▶ **Prompt**: Answer with one number only: the number of lines that include the word "points".

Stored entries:
+===+

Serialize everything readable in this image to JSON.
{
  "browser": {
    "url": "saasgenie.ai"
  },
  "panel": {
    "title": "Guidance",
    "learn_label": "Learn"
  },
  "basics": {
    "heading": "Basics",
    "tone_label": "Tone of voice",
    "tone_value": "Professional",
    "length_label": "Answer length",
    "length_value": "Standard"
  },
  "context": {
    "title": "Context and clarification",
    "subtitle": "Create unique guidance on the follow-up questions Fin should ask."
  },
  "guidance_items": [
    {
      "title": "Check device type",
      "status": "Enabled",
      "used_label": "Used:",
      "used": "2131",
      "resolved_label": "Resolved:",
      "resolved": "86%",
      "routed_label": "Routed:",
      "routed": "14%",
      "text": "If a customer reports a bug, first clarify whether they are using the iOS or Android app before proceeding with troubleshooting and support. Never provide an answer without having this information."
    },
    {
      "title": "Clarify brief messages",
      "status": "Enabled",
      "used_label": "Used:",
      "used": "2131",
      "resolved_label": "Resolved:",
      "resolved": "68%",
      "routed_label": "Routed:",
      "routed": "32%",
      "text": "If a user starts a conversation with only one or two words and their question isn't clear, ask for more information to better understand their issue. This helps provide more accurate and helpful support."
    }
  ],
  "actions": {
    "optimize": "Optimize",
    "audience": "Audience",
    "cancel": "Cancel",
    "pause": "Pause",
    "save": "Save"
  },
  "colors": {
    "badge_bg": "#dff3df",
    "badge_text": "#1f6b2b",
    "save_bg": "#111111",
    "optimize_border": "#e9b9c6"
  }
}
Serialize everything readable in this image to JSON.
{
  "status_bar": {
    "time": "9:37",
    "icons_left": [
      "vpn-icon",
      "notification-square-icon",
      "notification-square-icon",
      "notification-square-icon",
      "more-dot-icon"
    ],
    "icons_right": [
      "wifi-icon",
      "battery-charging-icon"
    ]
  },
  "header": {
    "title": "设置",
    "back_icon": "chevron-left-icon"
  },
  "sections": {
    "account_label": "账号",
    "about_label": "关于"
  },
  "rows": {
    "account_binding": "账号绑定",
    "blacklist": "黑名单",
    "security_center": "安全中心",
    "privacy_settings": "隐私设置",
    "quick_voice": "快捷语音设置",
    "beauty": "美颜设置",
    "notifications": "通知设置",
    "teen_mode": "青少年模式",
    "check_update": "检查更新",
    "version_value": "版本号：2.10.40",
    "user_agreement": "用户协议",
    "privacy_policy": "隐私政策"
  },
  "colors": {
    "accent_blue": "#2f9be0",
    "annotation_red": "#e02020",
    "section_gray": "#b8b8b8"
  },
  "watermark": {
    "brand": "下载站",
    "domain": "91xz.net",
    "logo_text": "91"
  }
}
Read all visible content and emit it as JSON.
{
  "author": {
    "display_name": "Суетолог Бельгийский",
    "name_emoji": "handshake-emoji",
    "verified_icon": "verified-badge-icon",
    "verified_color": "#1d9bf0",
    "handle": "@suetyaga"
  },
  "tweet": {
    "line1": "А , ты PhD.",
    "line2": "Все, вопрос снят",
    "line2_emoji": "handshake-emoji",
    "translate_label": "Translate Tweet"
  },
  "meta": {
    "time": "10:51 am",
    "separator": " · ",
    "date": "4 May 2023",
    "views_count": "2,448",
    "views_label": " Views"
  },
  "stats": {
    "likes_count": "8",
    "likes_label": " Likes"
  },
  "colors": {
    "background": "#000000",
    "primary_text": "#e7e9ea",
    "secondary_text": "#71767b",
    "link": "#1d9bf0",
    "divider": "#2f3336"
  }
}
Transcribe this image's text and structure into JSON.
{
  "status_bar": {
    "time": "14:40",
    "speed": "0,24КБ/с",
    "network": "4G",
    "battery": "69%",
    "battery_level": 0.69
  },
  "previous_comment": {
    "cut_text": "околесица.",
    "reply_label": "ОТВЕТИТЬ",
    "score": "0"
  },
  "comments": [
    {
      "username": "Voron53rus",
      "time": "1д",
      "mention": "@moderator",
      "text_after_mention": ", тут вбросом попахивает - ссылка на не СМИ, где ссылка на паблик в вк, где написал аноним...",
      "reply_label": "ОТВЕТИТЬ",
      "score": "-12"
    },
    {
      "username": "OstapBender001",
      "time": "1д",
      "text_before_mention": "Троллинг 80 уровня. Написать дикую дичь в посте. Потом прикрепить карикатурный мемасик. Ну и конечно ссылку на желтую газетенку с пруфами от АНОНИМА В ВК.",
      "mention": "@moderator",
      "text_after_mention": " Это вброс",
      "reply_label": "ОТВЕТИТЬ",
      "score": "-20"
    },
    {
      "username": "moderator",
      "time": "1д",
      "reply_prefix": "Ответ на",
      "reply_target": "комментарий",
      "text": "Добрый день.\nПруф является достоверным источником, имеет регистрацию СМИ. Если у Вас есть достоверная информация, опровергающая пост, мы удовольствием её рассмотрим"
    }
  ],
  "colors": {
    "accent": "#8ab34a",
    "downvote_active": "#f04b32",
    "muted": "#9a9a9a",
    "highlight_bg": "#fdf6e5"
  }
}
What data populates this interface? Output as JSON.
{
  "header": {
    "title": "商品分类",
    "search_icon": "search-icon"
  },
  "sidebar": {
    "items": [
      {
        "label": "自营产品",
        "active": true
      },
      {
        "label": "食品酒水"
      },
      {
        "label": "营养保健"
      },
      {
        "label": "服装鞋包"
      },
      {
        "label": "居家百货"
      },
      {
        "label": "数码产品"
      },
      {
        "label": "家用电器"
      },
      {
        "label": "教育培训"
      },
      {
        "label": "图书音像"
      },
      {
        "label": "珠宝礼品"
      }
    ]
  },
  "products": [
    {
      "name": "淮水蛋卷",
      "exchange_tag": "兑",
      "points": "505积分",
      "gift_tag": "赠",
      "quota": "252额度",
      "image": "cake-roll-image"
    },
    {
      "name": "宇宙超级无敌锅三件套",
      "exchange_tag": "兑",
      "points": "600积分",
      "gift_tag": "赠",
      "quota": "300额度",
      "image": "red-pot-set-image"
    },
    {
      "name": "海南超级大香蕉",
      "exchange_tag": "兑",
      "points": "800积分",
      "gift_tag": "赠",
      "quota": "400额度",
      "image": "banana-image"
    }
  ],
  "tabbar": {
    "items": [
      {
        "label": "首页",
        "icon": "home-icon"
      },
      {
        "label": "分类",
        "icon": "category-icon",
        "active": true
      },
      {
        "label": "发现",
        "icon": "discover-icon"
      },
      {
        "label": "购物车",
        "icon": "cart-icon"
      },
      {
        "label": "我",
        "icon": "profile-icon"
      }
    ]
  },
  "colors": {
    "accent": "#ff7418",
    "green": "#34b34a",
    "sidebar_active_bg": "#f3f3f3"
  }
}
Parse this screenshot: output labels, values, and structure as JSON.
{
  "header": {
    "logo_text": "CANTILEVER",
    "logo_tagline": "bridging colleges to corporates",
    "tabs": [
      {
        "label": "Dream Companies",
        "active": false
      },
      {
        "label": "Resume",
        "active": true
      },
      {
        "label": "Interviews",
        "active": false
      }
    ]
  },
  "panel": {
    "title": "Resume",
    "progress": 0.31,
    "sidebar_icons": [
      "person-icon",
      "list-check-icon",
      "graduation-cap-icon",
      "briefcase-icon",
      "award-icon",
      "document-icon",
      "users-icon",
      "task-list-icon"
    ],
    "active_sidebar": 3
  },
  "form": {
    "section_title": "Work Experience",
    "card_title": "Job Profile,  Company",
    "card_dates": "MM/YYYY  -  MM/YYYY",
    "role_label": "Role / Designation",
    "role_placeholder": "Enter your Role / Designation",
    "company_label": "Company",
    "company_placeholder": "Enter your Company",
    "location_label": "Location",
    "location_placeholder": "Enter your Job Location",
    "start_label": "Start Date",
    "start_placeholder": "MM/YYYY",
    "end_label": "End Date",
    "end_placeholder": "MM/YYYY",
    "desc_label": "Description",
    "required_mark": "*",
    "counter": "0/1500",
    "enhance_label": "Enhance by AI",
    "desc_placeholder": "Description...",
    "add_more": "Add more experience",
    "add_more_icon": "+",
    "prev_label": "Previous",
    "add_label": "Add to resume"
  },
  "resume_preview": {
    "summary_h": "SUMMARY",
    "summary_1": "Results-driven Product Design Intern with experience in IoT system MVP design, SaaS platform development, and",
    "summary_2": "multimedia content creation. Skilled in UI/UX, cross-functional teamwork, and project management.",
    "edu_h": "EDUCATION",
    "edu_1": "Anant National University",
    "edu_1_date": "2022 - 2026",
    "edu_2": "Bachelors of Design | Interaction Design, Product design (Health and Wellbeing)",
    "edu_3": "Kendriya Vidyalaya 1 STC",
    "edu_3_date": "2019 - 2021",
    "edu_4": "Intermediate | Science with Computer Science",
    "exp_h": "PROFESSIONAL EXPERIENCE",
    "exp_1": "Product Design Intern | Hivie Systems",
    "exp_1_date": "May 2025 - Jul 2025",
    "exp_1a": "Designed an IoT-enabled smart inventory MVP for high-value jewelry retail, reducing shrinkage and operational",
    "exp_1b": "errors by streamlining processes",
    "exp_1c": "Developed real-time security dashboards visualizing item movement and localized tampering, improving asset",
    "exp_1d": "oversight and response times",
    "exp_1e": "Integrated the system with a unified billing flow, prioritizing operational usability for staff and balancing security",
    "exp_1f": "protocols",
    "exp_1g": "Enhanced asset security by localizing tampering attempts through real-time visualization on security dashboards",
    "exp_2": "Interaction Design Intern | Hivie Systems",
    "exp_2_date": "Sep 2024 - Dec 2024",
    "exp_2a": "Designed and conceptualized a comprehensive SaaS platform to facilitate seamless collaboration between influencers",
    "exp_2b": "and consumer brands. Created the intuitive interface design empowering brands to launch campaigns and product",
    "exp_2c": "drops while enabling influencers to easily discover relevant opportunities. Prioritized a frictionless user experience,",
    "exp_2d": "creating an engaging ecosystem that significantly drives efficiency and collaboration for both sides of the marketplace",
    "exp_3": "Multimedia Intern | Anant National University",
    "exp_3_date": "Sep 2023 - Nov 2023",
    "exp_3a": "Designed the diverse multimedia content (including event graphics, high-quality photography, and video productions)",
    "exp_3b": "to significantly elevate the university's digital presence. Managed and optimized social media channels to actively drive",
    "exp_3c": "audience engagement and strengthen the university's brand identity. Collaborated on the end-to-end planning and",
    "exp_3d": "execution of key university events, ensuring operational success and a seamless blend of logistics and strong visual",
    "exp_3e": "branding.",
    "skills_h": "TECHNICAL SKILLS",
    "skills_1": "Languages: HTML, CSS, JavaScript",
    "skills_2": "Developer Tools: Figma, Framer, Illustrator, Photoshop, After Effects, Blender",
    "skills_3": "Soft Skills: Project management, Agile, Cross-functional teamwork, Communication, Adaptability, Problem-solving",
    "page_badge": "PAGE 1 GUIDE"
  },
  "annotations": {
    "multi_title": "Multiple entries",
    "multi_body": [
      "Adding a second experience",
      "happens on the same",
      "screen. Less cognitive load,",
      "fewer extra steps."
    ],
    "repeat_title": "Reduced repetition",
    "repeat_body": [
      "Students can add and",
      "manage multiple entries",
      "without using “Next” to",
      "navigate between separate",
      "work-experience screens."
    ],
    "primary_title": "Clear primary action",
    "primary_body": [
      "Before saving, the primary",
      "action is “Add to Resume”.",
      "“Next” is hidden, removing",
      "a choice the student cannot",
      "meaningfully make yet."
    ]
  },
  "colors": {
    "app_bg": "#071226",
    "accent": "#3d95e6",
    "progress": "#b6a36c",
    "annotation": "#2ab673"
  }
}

+===+

▶ **Response for this exercise**: 3